■ **Data supplied**:
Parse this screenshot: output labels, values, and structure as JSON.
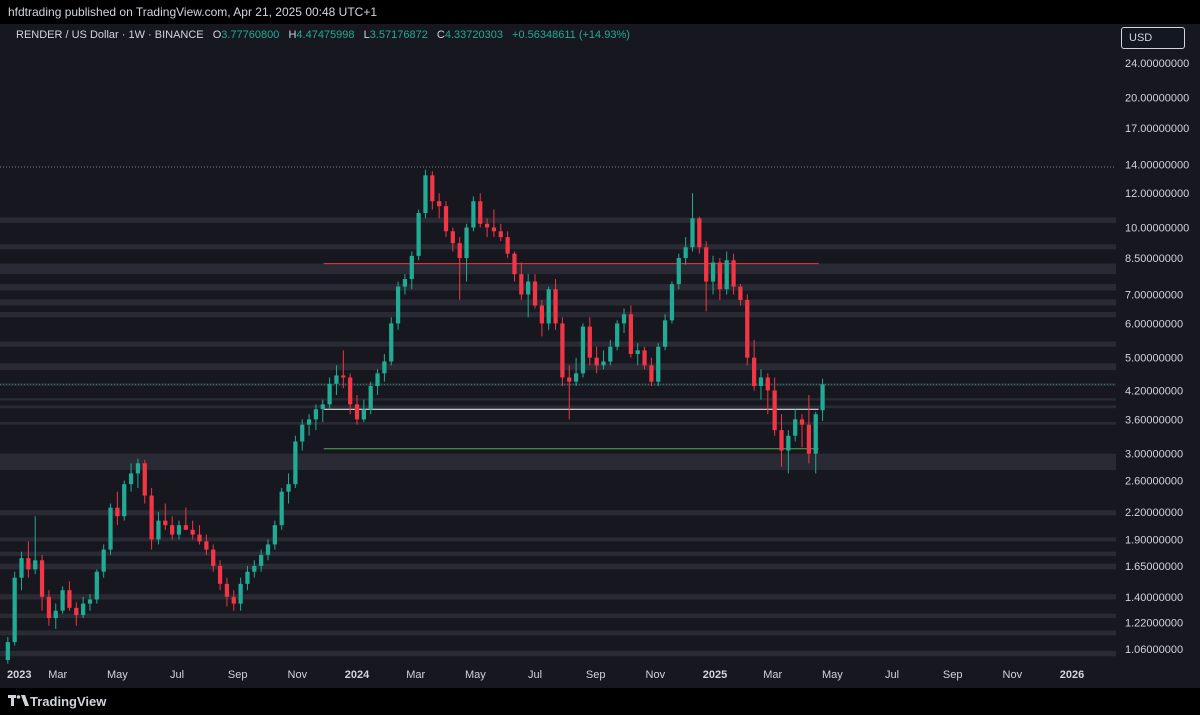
{
  "header": {
    "publisher": "hfdtrading published on TradingView.com, Apr 21, 2025 00:48 UTC+1"
  },
  "legend": {
    "symbol": "RENDER / US Dollar · 1W · BINANCE",
    "open_label": "O",
    "open_value": "3.77760800",
    "high_label": "H",
    "high_value": "4.47475998",
    "low_label": "L",
    "low_value": "3.57176872",
    "close_label": "C",
    "close_value": "4.33720303",
    "change": "+0.56348611 (+14.93%)"
  },
  "currency_button": "USD",
  "footer": {
    "brand": "TradingView"
  },
  "colors": {
    "up": "#22ab94",
    "down": "#f23645",
    "background": "#16171f",
    "zone": "#3a3b44",
    "resistance_line": "#f23645",
    "support_line_white": "#ffffff",
    "support_line_green": "#4caf50"
  },
  "chart_data": {
    "type": "candlestick",
    "symbol": "RENDER / US Dollar",
    "interval": "1W",
    "exchange": "BINANCE",
    "y_scale": "log",
    "ylim": [
      1.0,
      26.0
    ],
    "y_ticks": [
      {
        "value": 24,
        "label": "24.00000000"
      },
      {
        "value": 20,
        "label": "20.00000000"
      },
      {
        "value": 17,
        "label": "17.00000000"
      },
      {
        "value": 14,
        "label": "14.00000000"
      },
      {
        "value": 12,
        "label": "12.00000000"
      },
      {
        "value": 10,
        "label": "10.00000000"
      },
      {
        "value": 8.5,
        "label": "8.50000000"
      },
      {
        "value": 7,
        "label": "7.00000000"
      },
      {
        "value": 6,
        "label": "6.00000000"
      },
      {
        "value": 5,
        "label": "5.00000000"
      },
      {
        "value": 4.2,
        "label": "4.20000000"
      },
      {
        "value": 3.6,
        "label": "3.60000000"
      },
      {
        "value": 3,
        "label": "3.00000000"
      },
      {
        "value": 2.6,
        "label": "2.60000000"
      },
      {
        "value": 2.2,
        "label": "2.20000000"
      },
      {
        "value": 1.9,
        "label": "1.90000000"
      },
      {
        "value": 1.65,
        "label": "1.65000000"
      },
      {
        "value": 1.4,
        "label": "1.40000000"
      },
      {
        "value": 1.22,
        "label": "1.22000000"
      },
      {
        "value": 1.06,
        "label": "1.06000000"
      }
    ],
    "x_start": "2023-01-01",
    "x_end": "2026-02-15",
    "x_ticks": [
      {
        "date": "2023-01-01",
        "label": "2023"
      },
      {
        "date": "2023-03-01",
        "label": "Mar"
      },
      {
        "date": "2023-05-01",
        "label": "May"
      },
      {
        "date": "2023-07-01",
        "label": "Jul"
      },
      {
        "date": "2023-09-01",
        "label": "Sep"
      },
      {
        "date": "2023-11-01",
        "label": "Nov"
      },
      {
        "date": "2024-01-01",
        "label": "2024"
      },
      {
        "date": "2024-03-01",
        "label": "Mar"
      },
      {
        "date": "2024-05-01",
        "label": "May"
      },
      {
        "date": "2024-07-01",
        "label": "Jul"
      },
      {
        "date": "2024-09-01",
        "label": "Sep"
      },
      {
        "date": "2024-11-01",
        "label": "Nov"
      },
      {
        "date": "2025-01-01",
        "label": "2025"
      },
      {
        "date": "2025-03-01",
        "label": "Mar"
      },
      {
        "date": "2025-05-01",
        "label": "May"
      },
      {
        "date": "2025-07-01",
        "label": "Jul"
      },
      {
        "date": "2025-09-01",
        "label": "Sep"
      },
      {
        "date": "2025-11-01",
        "label": "Nov"
      },
      {
        "date": "2026-01-01",
        "label": "2026"
      }
    ],
    "first_candle_date": "2023-01-09",
    "candles_ohlc": [
      [
        1.0,
        1.13,
        0.98,
        1.1
      ],
      [
        1.1,
        1.6,
        1.08,
        1.55
      ],
      [
        1.55,
        1.78,
        1.45,
        1.72
      ],
      [
        1.72,
        1.88,
        1.55,
        1.62
      ],
      [
        1.62,
        2.15,
        1.58,
        1.7
      ],
      [
        1.7,
        1.75,
        1.3,
        1.4
      ],
      [
        1.4,
        1.45,
        1.2,
        1.25
      ],
      [
        1.25,
        1.35,
        1.18,
        1.3
      ],
      [
        1.3,
        1.48,
        1.28,
        1.45
      ],
      [
        1.45,
        1.52,
        1.3,
        1.32
      ],
      [
        1.32,
        1.36,
        1.2,
        1.27
      ],
      [
        1.27,
        1.4,
        1.25,
        1.35
      ],
      [
        1.35,
        1.42,
        1.3,
        1.38
      ],
      [
        1.38,
        1.62,
        1.35,
        1.6
      ],
      [
        1.6,
        1.85,
        1.55,
        1.8
      ],
      [
        1.8,
        2.3,
        1.75,
        2.25
      ],
      [
        2.25,
        2.45,
        2.05,
        2.15
      ],
      [
        2.15,
        2.6,
        2.1,
        2.55
      ],
      [
        2.55,
        2.85,
        2.45,
        2.7
      ],
      [
        2.7,
        2.92,
        2.5,
        2.85
      ],
      [
        2.85,
        2.9,
        2.3,
        2.4
      ],
      [
        2.4,
        2.5,
        1.8,
        1.9
      ],
      [
        1.9,
        2.2,
        1.85,
        2.1
      ],
      [
        2.1,
        2.3,
        2.0,
        2.05
      ],
      [
        2.05,
        2.15,
        1.9,
        1.95
      ],
      [
        1.95,
        2.1,
        1.9,
        2.05
      ],
      [
        2.05,
        2.25,
        2.0,
        2.0
      ],
      [
        2.0,
        2.1,
        1.9,
        1.95
      ],
      [
        1.95,
        2.05,
        1.85,
        1.88
      ],
      [
        1.88,
        1.95,
        1.75,
        1.8
      ],
      [
        1.8,
        1.85,
        1.6,
        1.65
      ],
      [
        1.65,
        1.7,
        1.45,
        1.5
      ],
      [
        1.5,
        1.55,
        1.33,
        1.4
      ],
      [
        1.4,
        1.45,
        1.3,
        1.35
      ],
      [
        1.35,
        1.55,
        1.3,
        1.5
      ],
      [
        1.5,
        1.65,
        1.45,
        1.6
      ],
      [
        1.6,
        1.7,
        1.55,
        1.65
      ],
      [
        1.65,
        1.8,
        1.6,
        1.75
      ],
      [
        1.75,
        1.9,
        1.7,
        1.85
      ],
      [
        1.85,
        2.1,
        1.8,
        2.05
      ],
      [
        2.05,
        2.5,
        2.0,
        2.45
      ],
      [
        2.45,
        2.7,
        2.3,
        2.55
      ],
      [
        2.55,
        3.3,
        2.5,
        3.2
      ],
      [
        3.2,
        3.6,
        3.05,
        3.5
      ],
      [
        3.5,
        3.7,
        3.3,
        3.6
      ],
      [
        3.6,
        3.9,
        3.4,
        3.8
      ],
      [
        3.8,
        4.0,
        3.55,
        3.9
      ],
      [
        3.9,
        4.5,
        3.8,
        4.35
      ],
      [
        4.35,
        4.8,
        4.1,
        4.55
      ],
      [
        4.55,
        5.2,
        4.25,
        4.5
      ],
      [
        4.5,
        4.6,
        3.7,
        3.9
      ],
      [
        3.9,
        4.1,
        3.5,
        3.6
      ],
      [
        3.6,
        4.0,
        3.55,
        3.8
      ],
      [
        3.8,
        4.4,
        3.7,
        4.3
      ],
      [
        4.3,
        4.7,
        4.1,
        4.6
      ],
      [
        4.6,
        5.1,
        4.4,
        4.9
      ],
      [
        4.9,
        6.2,
        4.8,
        6.0
      ],
      [
        6.0,
        7.5,
        5.8,
        7.3
      ],
      [
        7.3,
        7.8,
        7.0,
        7.6
      ],
      [
        7.6,
        8.8,
        7.2,
        8.6
      ],
      [
        8.6,
        11.0,
        8.4,
        10.8
      ],
      [
        10.8,
        13.6,
        10.5,
        13.2
      ],
      [
        13.2,
        13.5,
        11.0,
        11.5
      ],
      [
        11.5,
        12.0,
        10.5,
        11.2
      ],
      [
        11.2,
        11.5,
        9.5,
        9.8
      ],
      [
        9.8,
        10.0,
        8.8,
        9.2
      ],
      [
        9.2,
        9.5,
        6.8,
        8.5
      ],
      [
        8.5,
        10.2,
        7.5,
        10.0
      ],
      [
        10.0,
        11.8,
        9.8,
        11.5
      ],
      [
        11.5,
        12.0,
        10.0,
        10.2
      ],
      [
        10.2,
        10.5,
        9.5,
        10.0
      ],
      [
        10.0,
        11.0,
        9.5,
        9.8
      ],
      [
        9.8,
        10.2,
        9.3,
        9.5
      ],
      [
        9.5,
        9.8,
        8.5,
        8.7
      ],
      [
        8.7,
        8.8,
        7.5,
        7.8
      ],
      [
        7.8,
        8.3,
        6.8,
        7.0
      ],
      [
        7.0,
        7.8,
        6.2,
        7.5
      ],
      [
        7.5,
        7.8,
        6.5,
        6.6
      ],
      [
        6.6,
        6.8,
        5.6,
        6.0
      ],
      [
        6.0,
        7.3,
        5.8,
        7.2
      ],
      [
        7.2,
        7.6,
        5.8,
        6.0
      ],
      [
        6.0,
        6.2,
        4.3,
        4.5
      ],
      [
        4.5,
        4.8,
        3.6,
        4.4
      ],
      [
        4.4,
        5.0,
        4.3,
        4.6
      ],
      [
        4.6,
        6.0,
        4.5,
        5.9
      ],
      [
        5.9,
        6.2,
        4.8,
        5.0
      ],
      [
        5.0,
        5.3,
        4.6,
        4.8
      ],
      [
        4.8,
        5.2,
        4.7,
        4.9
      ],
      [
        4.9,
        5.5,
        4.8,
        5.3
      ],
      [
        5.3,
        6.1,
        5.2,
        6.0
      ],
      [
        6.0,
        6.5,
        5.7,
        6.3
      ],
      [
        6.3,
        6.6,
        5.0,
        5.1
      ],
      [
        5.1,
        5.4,
        4.8,
        5.2
      ],
      [
        5.2,
        5.3,
        4.7,
        4.8
      ],
      [
        4.8,
        5.0,
        4.3,
        4.4
      ],
      [
        4.4,
        5.4,
        4.3,
        5.3
      ],
      [
        5.3,
        6.3,
        5.2,
        6.1
      ],
      [
        6.1,
        7.5,
        6.0,
        7.4
      ],
      [
        7.4,
        8.7,
        7.2,
        8.5
      ],
      [
        8.5,
        9.5,
        8.2,
        9.0
      ],
      [
        9.0,
        12.0,
        8.8,
        10.5
      ],
      [
        10.5,
        10.6,
        8.7,
        9.0
      ],
      [
        9.0,
        9.3,
        6.4,
        7.5
      ],
      [
        7.5,
        8.6,
        7.0,
        8.3
      ],
      [
        8.3,
        8.5,
        6.8,
        7.2
      ],
      [
        7.2,
        8.8,
        7.0,
        8.4
      ],
      [
        8.4,
        8.7,
        7.0,
        7.3
      ],
      [
        7.3,
        7.4,
        6.6,
        6.8
      ],
      [
        6.8,
        7.0,
        4.8,
        5.0
      ],
      [
        5.0,
        5.5,
        4.2,
        4.3
      ],
      [
        4.3,
        4.7,
        4.0,
        4.5
      ],
      [
        4.5,
        4.6,
        3.7,
        4.2
      ],
      [
        4.2,
        4.5,
        3.3,
        3.4
      ],
      [
        3.4,
        3.7,
        2.8,
        3.05
      ],
      [
        3.05,
        3.4,
        2.7,
        3.3
      ],
      [
        3.3,
        3.8,
        3.2,
        3.6
      ],
      [
        3.6,
        3.7,
        3.1,
        3.5
      ],
      [
        3.5,
        4.1,
        2.85,
        3.0
      ],
      [
        3.0,
        3.75,
        2.7,
        3.7
      ],
      [
        3.78,
        4.47,
        3.57,
        4.34
      ]
    ],
    "horizontal_zones": [
      [
        1.02,
        1.05
      ],
      [
        1.14,
        1.17
      ],
      [
        1.25,
        1.28
      ],
      [
        1.38,
        1.42
      ],
      [
        1.62,
        1.67
      ],
      [
        1.74,
        1.78
      ],
      [
        1.88,
        1.92
      ],
      [
        2.16,
        2.22
      ],
      [
        2.75,
        3.0
      ],
      [
        3.5,
        3.55
      ],
      [
        3.82,
        3.88
      ],
      [
        3.98,
        4.03
      ],
      [
        4.3,
        4.36
      ],
      [
        4.68,
        4.85
      ],
      [
        5.3,
        5.45
      ],
      [
        6.2,
        6.38
      ],
      [
        6.6,
        6.82
      ],
      [
        7.15,
        7.4
      ],
      [
        7.8,
        8.25
      ],
      [
        8.9,
        9.15
      ],
      [
        10.25,
        10.55
      ]
    ],
    "lines": [
      {
        "price": 8.25,
        "from": "2023-11-28",
        "to": "2025-04-17",
        "color": "#f23645"
      },
      {
        "price": 3.8,
        "from": "2023-11-28",
        "to": "2025-04-17",
        "color": "#ffffff"
      },
      {
        "price": 3.08,
        "from": "2023-11-28",
        "to": "2025-04-17",
        "color": "#4caf50"
      },
      {
        "price": 13.8,
        "from": "2023-01-01",
        "to": "2026-02-15",
        "color": "#9598a1",
        "style": "dotted"
      },
      {
        "price": 4.34,
        "from": "2023-01-01",
        "to": "2026-02-15",
        "color": "#22ab94",
        "style": "dotted"
      }
    ]
  }
}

■ **What needs to be done**:
Copy all lines from the material that include "BINANCE".

■ **Answer to the problem**:
    "symbol": "RENDER / US Dollar · 1W · BINANCE",
    "exchange": "BINANCE",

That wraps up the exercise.